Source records

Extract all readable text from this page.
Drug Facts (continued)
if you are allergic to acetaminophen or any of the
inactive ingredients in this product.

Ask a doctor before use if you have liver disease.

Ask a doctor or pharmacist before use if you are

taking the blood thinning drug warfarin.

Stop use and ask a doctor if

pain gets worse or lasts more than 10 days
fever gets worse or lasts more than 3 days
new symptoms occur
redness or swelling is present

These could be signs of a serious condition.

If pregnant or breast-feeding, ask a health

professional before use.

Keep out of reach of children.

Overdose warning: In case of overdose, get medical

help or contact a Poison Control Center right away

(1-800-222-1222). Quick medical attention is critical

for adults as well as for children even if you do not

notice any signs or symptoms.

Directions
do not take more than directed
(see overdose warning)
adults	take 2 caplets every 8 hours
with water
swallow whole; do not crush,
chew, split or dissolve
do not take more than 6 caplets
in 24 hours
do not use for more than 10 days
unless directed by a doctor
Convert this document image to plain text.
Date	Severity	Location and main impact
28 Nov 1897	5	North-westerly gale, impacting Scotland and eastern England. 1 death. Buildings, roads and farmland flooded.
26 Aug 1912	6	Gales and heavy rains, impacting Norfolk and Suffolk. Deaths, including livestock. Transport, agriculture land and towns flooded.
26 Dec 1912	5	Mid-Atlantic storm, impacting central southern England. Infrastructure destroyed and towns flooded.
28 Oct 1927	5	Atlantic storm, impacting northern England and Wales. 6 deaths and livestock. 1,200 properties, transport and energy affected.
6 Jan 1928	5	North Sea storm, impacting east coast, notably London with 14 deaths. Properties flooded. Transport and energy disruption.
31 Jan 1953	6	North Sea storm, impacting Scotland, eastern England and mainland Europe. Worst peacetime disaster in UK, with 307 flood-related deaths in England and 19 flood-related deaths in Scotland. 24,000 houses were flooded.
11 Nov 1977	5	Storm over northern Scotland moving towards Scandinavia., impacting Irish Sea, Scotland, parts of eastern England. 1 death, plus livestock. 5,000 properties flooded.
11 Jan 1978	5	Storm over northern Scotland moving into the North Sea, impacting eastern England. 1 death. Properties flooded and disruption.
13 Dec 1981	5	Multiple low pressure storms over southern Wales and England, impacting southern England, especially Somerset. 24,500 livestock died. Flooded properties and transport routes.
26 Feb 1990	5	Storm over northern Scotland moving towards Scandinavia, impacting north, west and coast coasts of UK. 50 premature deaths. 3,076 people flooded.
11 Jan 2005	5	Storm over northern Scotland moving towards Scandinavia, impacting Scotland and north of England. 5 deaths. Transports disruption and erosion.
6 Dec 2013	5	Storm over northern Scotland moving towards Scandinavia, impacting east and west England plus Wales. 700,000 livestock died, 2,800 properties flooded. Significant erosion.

-- Requirements --
Please set down all the data word for word.

-- Reply --
Extract all readable text from this page.
Drug Facts (continued)
if you are allergic to acetaminophen or any of the
inactive ingredients in this product.

Ask a doctor before use if you have liver disease.

Ask a doctor or pharmacist before use if you are

taking the blood thinning drug warfarin.

Stop use and ask a doctor if

pain gets worse or lasts more than 10 days
fever gets worse or lasts more than 3 days
new symptoms occur
redness or swelling is present

These could be signs of a serious condition.

If pregnant or breast-feeding, ask a health

professional before use.

Keep out of reach of children.

Overdose warning: In case of overdose, get medical

help or contact a Poison Control Center right away

(1-800-222-1222). Quick medical attention is critical

for adults as well as for children even if you do not

notice any signs or symptoms.

Directions
do not take more than directed
(see overdose warning)
adults	take 2 caplets every 8 hours
with water
swallow whole; do not crush,
chew, split or dissolve
do not take more than 6 caplets
in 24 hours
do not use for more than 10 days
unless directed by a doctor
Convert this document image to plain text.
Date	Severity	Location and main impact
28 Nov 1897	5	North-westerly gale, impacting Scotland and eastern England. 1 death. Buildings, roads and farmland flooded.
26 Aug 1912	6	Gales and heavy rains, impacting Norfolk and Suffolk. Deaths, including livestock. Transport, agriculture land and towns flooded.
26 Dec 1912	5	Mid-Atlantic storm, impacting central southern England. Infrastructure destroyed and towns flooded.
28 Oct 1927	5	Atlantic storm, impacting northern England and Wales. 6 deaths and livestock. 1,200 properties, transport and energy affected.
6 Jan 1928	5	North Sea storm, impacting east coast, notably London with 14 deaths. Properties flooded. Transport and energy disruption.
31 Jan 1953	6	North Sea storm, impacting Scotland, eastern England and mainland Europe. Worst peacetime disaster in UK, with 307 flood-related deaths in England and 19 flood-related deaths in Scotland. 24,000 houses were flooded.
11 Nov 1977	5	Storm over northern Scotland moving towards Scandinavia., impacting Irish Sea, Scotland, parts of eastern England. 1 death, plus livestock. 5,000 properties flooded.
11 Jan 1978	5	Storm over northern Scotland moving into the North Sea, impacting eastern England. 1 death. Properties flooded and disruption.
13 Dec 1981	5	Multiple low pressure storms over southern Wales and England, impacting southern England, especially Somerset. 24,500 livestock died. Flooded properties and transport routes.
26 Feb 1990	5	Storm over northern Scotland moving towards Scandinavia, impacting north, west and coast coasts of UK. 50 premature deaths. 3,076 people flooded.
11 Jan 2005	5	Storm over northern Scotland moving towards Scandinavia, impacting Scotland and north of England. 5 deaths. Transports disruption and erosion.
6 Dec 2013	5	Storm over northern Scotland moving towards Scandinavia, impacting east and west England plus Wales. 700,000 livestock died, 2,800 properties flooded. Significant erosion.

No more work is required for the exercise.